## THE REQUEST
Take the line that has "Serialize everything readable" in it and every line after it to the end of the entries, and reproduce them exactly.
═════ EXTRACTED INFORMATION ═════
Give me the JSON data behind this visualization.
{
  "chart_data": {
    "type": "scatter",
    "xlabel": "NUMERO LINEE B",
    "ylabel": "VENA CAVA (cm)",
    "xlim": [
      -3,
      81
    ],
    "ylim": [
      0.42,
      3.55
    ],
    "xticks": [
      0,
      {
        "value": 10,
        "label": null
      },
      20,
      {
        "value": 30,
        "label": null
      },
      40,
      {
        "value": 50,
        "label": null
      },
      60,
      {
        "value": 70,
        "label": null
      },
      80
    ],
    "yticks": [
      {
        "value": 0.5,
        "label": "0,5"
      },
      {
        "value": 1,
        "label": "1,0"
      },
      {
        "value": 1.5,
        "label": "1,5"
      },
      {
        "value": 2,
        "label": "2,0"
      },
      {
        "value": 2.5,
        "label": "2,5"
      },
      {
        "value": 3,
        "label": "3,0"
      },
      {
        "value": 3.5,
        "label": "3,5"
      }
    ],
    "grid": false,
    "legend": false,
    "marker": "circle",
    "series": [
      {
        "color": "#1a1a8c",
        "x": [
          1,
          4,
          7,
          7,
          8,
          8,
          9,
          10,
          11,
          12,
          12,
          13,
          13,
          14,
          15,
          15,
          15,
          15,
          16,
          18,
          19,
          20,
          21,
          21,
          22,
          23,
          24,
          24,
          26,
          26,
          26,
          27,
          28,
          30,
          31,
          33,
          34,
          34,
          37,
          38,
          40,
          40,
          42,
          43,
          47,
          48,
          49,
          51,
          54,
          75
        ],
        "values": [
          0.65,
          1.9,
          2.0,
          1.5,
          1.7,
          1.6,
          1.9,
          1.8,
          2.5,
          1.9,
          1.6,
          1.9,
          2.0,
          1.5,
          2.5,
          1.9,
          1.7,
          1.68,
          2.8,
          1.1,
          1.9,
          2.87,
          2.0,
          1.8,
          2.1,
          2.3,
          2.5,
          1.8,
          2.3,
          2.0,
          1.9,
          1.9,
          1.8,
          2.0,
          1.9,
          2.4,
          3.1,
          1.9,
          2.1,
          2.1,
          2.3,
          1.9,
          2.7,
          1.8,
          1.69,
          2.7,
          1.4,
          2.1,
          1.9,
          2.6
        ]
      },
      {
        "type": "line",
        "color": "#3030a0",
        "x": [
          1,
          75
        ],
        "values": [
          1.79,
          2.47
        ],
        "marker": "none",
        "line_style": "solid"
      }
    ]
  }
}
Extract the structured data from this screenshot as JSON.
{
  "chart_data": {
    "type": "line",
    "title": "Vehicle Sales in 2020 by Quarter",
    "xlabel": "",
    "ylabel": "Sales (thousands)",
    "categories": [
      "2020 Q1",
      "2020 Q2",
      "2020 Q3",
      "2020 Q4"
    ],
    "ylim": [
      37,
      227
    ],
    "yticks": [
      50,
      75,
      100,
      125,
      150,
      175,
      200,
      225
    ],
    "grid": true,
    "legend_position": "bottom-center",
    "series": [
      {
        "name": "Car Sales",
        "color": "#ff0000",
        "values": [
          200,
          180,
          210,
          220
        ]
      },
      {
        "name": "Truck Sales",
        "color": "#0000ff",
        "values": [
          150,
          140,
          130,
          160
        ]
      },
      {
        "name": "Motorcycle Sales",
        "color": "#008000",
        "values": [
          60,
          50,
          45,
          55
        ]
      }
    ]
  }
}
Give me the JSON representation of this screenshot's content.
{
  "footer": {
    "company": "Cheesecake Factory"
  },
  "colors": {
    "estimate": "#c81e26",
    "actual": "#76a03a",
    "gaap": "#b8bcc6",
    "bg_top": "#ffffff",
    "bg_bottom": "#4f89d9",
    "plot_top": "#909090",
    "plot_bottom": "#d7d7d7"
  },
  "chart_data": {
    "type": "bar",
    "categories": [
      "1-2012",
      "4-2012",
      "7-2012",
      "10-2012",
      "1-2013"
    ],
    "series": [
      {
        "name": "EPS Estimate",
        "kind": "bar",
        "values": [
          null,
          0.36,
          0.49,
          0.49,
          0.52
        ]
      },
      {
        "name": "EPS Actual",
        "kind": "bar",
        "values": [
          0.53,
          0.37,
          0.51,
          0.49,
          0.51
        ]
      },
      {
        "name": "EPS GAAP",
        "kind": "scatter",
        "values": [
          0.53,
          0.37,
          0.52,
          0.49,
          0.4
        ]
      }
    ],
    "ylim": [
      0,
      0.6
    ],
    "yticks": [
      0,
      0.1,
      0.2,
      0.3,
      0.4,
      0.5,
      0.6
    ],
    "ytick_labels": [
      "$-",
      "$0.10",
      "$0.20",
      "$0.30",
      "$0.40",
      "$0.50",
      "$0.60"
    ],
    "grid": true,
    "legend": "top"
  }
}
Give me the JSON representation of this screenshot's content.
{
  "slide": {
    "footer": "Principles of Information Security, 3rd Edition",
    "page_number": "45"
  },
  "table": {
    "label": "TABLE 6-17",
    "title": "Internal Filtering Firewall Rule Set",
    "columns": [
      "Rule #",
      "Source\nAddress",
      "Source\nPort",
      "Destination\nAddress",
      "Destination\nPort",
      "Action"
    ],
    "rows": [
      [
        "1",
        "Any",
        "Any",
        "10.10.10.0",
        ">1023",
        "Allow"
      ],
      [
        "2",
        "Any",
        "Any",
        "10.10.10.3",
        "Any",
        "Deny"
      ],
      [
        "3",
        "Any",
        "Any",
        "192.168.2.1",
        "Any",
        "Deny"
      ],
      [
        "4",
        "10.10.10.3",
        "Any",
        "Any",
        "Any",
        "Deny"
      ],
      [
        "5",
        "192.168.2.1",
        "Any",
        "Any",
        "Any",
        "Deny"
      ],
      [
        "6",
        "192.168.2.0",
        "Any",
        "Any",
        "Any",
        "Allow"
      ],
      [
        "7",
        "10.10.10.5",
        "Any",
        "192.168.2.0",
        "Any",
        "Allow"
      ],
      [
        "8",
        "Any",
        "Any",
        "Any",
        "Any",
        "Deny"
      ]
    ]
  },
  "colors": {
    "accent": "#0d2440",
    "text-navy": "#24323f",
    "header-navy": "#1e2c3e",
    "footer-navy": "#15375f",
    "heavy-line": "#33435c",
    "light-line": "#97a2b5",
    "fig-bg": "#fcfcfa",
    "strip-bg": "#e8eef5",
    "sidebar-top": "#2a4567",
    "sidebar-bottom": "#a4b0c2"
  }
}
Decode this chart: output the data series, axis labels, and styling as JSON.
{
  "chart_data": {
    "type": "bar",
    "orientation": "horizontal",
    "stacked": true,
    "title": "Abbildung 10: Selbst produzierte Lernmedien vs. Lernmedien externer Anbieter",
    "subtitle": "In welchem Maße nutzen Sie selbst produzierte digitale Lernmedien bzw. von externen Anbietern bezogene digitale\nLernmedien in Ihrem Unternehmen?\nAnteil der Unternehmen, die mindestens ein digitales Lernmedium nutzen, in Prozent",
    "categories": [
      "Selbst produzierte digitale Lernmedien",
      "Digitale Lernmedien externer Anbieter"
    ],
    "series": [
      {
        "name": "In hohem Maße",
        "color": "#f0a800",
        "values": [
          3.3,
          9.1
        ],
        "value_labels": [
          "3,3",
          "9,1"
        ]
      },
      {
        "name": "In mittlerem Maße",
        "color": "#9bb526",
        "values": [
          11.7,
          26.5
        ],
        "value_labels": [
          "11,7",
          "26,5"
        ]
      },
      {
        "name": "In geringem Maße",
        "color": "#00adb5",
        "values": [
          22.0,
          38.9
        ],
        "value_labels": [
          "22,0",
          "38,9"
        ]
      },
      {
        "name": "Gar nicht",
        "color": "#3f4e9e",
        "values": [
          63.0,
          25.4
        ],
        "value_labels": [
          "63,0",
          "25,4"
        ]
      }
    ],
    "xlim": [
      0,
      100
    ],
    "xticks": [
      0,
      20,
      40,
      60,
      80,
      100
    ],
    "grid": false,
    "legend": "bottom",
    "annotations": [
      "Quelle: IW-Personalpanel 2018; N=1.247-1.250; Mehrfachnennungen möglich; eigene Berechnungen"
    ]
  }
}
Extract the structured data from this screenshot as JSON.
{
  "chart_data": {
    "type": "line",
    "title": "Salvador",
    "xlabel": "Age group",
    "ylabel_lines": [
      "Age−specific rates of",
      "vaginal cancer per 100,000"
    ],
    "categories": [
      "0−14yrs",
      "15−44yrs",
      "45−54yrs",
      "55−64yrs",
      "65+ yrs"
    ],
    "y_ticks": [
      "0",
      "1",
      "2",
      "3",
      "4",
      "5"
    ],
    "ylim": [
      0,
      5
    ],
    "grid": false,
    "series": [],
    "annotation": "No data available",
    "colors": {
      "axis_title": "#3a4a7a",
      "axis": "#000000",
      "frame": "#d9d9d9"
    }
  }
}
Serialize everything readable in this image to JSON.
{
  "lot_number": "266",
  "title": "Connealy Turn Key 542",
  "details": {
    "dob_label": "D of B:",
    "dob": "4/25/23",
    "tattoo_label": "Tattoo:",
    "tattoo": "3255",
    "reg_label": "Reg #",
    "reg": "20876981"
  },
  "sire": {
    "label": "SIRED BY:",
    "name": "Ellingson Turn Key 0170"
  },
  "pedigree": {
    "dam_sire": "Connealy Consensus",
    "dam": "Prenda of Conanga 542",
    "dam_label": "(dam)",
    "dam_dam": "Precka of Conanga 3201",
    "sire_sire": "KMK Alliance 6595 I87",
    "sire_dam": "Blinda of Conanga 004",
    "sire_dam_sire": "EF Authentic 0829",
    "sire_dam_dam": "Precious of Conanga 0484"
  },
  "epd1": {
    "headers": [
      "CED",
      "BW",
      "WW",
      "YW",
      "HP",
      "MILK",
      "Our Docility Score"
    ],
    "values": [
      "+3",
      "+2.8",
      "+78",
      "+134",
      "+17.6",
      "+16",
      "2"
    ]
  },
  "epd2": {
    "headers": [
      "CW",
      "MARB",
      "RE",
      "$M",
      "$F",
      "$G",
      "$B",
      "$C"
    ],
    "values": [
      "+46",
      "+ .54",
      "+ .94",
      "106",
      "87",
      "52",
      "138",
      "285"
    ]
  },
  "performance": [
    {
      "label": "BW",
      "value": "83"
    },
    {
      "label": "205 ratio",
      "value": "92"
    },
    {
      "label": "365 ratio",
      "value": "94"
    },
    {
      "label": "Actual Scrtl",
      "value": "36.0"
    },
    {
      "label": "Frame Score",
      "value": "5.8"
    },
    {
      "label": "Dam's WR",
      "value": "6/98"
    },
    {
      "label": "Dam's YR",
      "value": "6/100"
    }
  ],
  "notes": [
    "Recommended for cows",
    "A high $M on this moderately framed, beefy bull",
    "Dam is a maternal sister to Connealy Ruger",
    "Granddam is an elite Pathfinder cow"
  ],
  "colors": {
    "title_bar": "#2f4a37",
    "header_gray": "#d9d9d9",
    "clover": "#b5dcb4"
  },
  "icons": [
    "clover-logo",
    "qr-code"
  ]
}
═════
## RESPONSE TO THE TASK
Serialize everything readable in this image to JSON.
{
  "lot_number": "266",
  "title": "Connealy Turn Key 542",
  "details": {
    "dob_label": "D of B:",
    "dob": "4/25/23",
    "tattoo_label": "Tattoo:",
    "tattoo": "3255",
    "reg_label": "Reg #",
    "reg": "20876981"
  },
  "sire": {
    "label": "SIRED BY:",
    "name": "Ellingson Turn Key 0170"
  },
  "pedigree": {
    "dam_sire": "Connealy Consensus",
    "dam": "Prenda of Conanga 542",
    "dam_label": "(dam)",
    "dam_dam": "Precka of Conanga 3201",
    "sire_sire": "KMK Alliance 6595 I87",
    "sire_dam": "Blinda of Conanga 004",
    "sire_dam_sire": "EF Authentic 0829",
    "sire_dam_dam": "Precious of Conanga 0484"
  },
  "epd1": {
    "headers": [
      "CED",
      "BW",
      "WW",
      "YW",
      "HP",
      "MILK",
      "Our Docility Score"
    ],
    "values": [
      "+3",
      "+2.8",
      "+78",
      "+134",
      "+17.6",
      "+16",
      "2"
    ]
  },
  "epd2": {
    "headers": [
      "CW",
      "MARB",
      "RE",
      "$M",
      "$F",
      "$G",
      "$B",
      "$C"
    ],
    "values": [
      "+46",
      "+ .54",
      "+ .94",
      "106",
      "87",
      "52",
      "138",
      "285"
    ]
  },
  "performance": [
    {
      "label": "BW",
      "value": "83"
    },
    {
      "label": "205 ratio",
      "value": "92"
    },
    {
      "label": "365 ratio",
      "value": "94"
    },
    {
      "label": "Actual Scrtl",
      "value": "36.0"
    },
    {
      "label": "Frame Score",
      "value": "5.8"
    },
    {
      "label": "Dam's WR",
      "value": "6/98"
    },
    {
      "label": "Dam's YR",
      "value": "6/100"
    }
  ],
  "notes": [
    "Recommended for cows",
    "A high $M on this moderately framed, beefy bull",
    "Dam is a maternal sister to Connealy Ruger",
    "Granddam is an elite Pathfinder cow"
  ],
  "colors": {
    "title_bar": "#2f4a37",
    "header_gray": "#d9d9d9",
    "clover": "#b5dcb4"
  },
  "icons": [
    "clover-logo",
    "qr-code"
  ]
}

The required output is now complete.